* Start EXERCISE MATERIAL *

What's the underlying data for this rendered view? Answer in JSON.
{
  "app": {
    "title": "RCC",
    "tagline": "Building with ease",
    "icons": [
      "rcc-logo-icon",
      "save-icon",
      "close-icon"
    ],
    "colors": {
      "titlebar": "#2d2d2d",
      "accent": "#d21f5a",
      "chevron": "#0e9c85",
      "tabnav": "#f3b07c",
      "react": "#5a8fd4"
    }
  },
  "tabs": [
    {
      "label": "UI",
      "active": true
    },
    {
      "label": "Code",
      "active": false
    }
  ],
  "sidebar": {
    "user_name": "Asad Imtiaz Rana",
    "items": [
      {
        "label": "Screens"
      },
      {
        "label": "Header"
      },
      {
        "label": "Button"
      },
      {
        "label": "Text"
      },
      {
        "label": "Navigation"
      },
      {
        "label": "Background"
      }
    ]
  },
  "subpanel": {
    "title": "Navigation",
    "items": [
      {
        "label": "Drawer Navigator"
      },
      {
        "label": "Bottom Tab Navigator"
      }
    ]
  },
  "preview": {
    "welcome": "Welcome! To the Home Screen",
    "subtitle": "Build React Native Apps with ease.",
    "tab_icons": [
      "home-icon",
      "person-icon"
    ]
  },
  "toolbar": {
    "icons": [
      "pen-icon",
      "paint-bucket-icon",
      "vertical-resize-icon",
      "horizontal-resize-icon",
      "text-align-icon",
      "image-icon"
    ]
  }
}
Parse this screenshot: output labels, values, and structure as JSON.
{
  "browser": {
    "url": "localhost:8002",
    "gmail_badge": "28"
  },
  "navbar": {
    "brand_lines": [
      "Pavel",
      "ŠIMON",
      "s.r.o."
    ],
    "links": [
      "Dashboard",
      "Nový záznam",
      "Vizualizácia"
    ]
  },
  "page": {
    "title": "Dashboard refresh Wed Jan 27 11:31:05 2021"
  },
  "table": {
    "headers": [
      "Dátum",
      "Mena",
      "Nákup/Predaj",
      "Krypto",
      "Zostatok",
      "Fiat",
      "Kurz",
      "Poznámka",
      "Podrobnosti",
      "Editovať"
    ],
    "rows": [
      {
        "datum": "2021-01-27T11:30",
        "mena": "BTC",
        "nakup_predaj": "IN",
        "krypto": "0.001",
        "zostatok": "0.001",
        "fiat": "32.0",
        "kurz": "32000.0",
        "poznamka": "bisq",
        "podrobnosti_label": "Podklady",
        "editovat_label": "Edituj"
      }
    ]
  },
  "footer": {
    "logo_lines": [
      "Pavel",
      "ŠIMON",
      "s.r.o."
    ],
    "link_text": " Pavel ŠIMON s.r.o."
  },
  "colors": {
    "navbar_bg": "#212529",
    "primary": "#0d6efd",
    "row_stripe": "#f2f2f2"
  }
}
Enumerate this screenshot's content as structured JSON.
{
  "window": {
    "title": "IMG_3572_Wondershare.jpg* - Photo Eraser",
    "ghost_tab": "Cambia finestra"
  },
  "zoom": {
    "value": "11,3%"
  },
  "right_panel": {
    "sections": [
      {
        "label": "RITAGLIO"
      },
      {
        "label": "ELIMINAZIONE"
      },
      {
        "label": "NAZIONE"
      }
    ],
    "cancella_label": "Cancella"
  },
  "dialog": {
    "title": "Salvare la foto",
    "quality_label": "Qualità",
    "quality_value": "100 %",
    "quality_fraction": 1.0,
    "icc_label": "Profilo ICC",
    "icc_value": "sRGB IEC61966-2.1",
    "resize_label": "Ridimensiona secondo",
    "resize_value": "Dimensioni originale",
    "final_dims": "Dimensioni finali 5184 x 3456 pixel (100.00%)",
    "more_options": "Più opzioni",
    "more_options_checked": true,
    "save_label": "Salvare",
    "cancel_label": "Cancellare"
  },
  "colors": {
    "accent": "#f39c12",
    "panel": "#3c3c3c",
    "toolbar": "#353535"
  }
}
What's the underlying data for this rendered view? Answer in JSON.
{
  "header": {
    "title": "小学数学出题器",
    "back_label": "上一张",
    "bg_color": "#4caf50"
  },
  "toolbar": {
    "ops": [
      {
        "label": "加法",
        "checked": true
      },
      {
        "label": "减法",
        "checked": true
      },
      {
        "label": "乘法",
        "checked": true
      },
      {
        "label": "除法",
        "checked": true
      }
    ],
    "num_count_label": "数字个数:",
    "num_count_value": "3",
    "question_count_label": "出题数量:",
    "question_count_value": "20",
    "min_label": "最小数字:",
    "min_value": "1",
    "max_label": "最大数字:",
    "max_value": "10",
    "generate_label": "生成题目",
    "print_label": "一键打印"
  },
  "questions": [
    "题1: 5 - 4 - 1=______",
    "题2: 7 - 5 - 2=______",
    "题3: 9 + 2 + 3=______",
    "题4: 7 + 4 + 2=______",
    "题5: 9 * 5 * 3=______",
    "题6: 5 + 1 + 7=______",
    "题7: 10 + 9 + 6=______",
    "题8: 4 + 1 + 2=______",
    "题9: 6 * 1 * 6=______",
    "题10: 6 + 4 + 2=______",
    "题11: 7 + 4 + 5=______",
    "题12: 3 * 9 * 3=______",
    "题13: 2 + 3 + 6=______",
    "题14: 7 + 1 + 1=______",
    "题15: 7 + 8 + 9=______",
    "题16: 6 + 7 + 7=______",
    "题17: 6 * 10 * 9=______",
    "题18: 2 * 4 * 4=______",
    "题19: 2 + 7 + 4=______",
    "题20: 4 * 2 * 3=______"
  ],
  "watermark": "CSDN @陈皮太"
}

* End EXERCISE MATERIAL *

§ GIVEN INSTRUCTION
Each record must be repeated exactly as it is.

§ FINISHED ANSWER
What's the underlying data for this rendered view? Answer in JSON.
{
  "app": {
    "title": "RCC",
    "tagline": "Building with ease",
    "icons": [
      "rcc-logo-icon",
      "save-icon",
      "close-icon"
    ],
    "colors": {
      "titlebar": "#2d2d2d",
      "accent": "#d21f5a",
      "chevron": "#0e9c85",
      "tabnav": "#f3b07c",
      "react": "#5a8fd4"
    }
  },
  "tabs": [
    {
      "label": "UI",
      "active": true
    },
    {
      "label": "Code",
      "active": false
    }
  ],
  "sidebar": {
    "user_name": "Asad Imtiaz Rana",
    "items": [
      {
        "label": "Screens"
      },
      {
        "label": "Header"
      },
      {
        "label": "Button"
      },
      {
        "label": "Text"
      },
      {
        "label": "Navigation"
      },
      {
        "label": "Background"
      }
    ]
  },
  "subpanel": {
    "title": "Navigation",
    "items": [
      {
        "label": "Drawer Navigator"
      },
      {
        "label": "Bottom Tab Navigator"
      }
    ]
  },
  "preview": {
    "welcome": "Welcome! To the Home Screen",
    "subtitle": "Build React Native Apps with ease.",
    "tab_icons": [
      "home-icon",
      "person-icon"
    ]
  },
  "toolbar": {
    "icons": [
      "pen-icon",
      "paint-bucket-icon",
      "vertical-resize-icon",
      "horizontal-resize-icon",
      "text-align-icon",
      "image-icon"
    ]
  }
}
Parse this screenshot: output labels, values, and structure as JSON.
{
  "browser": {
    "url": "localhost:8002",
    "gmail_badge": "28"
  },
  "navbar": {
    "brand_lines": [
      "Pavel",
      "ŠIMON",
      "s.r.o."
    ],
    "links": [
      "Dashboard",
      "Nový záznam",
      "Vizualizácia"
    ]
  },
  "page": {
    "title": "Dashboard refresh Wed Jan 27 11:31:05 2021"
  },
  "table": {
    "headers": [
      "Dátum",
      "Mena",
      "Nákup/Predaj",
      "Krypto",
      "Zostatok",
      "Fiat",
      "Kurz",
      "Poznámka",
      "Podrobnosti",
      "Editovať"
    ],
    "rows": [
      {
        "datum": "2021-01-27T11:30",
        "mena": "BTC",
        "nakup_predaj": "IN",
        "krypto": "0.001",
        "zostatok": "0.001",
        "fiat": "32.0",
        "kurz": "32000.0",
        "poznamka": "bisq",
        "podrobnosti_label": "Podklady",
        "editovat_label": "Edituj"
      }
    ]
  },
  "footer": {
    "logo_lines": [
      "Pavel",
      "ŠIMON",
      "s.r.o."
    ],
    "link_text": " Pavel ŠIMON s.r.o."
  },
  "colors": {
    "navbar_bg": "#212529",
    "primary": "#0d6efd",
    "row_stripe": "#f2f2f2"
  }
}
Enumerate this screenshot's content as structured JSON.
{
  "window": {
    "title": "IMG_3572_Wondershare.jpg* - Photo Eraser",
    "ghost_tab": "Cambia finestra"
  },
  "zoom": {
    "value": "11,3%"
  },
  "right_panel": {
    "sections": [
      {
        "label": "RITAGLIO"
      },
      {
        "label": "ELIMINAZIONE"
      },
      {
        "label": "NAZIONE"
      }
    ],
    "cancella_label": "Cancella"
  },
  "dialog": {
    "title": "Salvare la foto",
    "quality_label": "Qualità",
    "quality_value": "100 %",
    "quality_fraction": 1.0,
    "icc_label": "Profilo ICC",
    "icc_value": "sRGB IEC61966-2.1",
    "resize_label": "Ridimensiona secondo",
    "resize_value": "Dimensioni originale",
    "final_dims": "Dimensioni finali 5184 x 3456 pixel (100.00%)",
    "more_options": "Più opzioni",
    "more_options_checked": true,
    "save_label": "Salvare",
    "cancel_label": "Cancellare"
  },
  "colors": {
    "accent": "#f39c12",
    "panel": "#3c3c3c",
    "toolbar": "#353535"
  }
}
What's the underlying data for this rendered view? Answer in JSON.
{
  "header": {
    "title": "小学数学出题器",
    "back_label": "上一张",
    "bg_color": "#4caf50"
  },
  "toolbar": {
    "ops": [
      {
        "label": "加法",
        "checked": true
      },
      {
        "label": "减法",
        "checked": true
      },
      {
        "label": "乘法",
        "checked": true
      },
      {
        "label": "除法",
        "checked": true
      }
    ],
    "num_count_label": "数字个数:",
    "num_count_value": "3",
    "question_count_label": "出题数量:",
    "question_count_value": "20",
    "min_label": "最小数字:",
    "min_value": "1",
    "max_label": "最大数字:",
    "max_value": "10",
    "generate_label": "生成题目",
    "print_label": "一键打印"
  },
  "questions": [
    "题1: 5 - 4 - 1=______",
    "题2: 7 - 5 - 2=______",
    "题3: 9 + 2 + 3=______",
    "题4: 7 + 4 + 2=______",
    "题5: 9 * 5 * 3=______",
    "题6: 5 + 1 + 7=______",
    "题7: 10 + 9 + 6=______",
    "题8: 4 + 1 + 2=______",
    "题9: 6 * 1 * 6=______",
    "题10: 6 + 4 + 2=______",
    "题11: 7 + 4 + 5=______",
    "题12: 3 * 9 * 3=______",
    "题13: 2 + 3 + 6=______",
    "题14: 7 + 1 + 1=______",
    "题15: 7 + 8 + 9=______",
    "题16: 6 + 7 + 7=______",
    "题17: 6 * 10 * 9=______",
    "题18: 2 * 4 * 4=______",
    "题19: 2 + 7 + 4=______",
    "题20: 4 * 2 * 3=______"
  ],
  "watermark": "CSDN @陈皮太"
}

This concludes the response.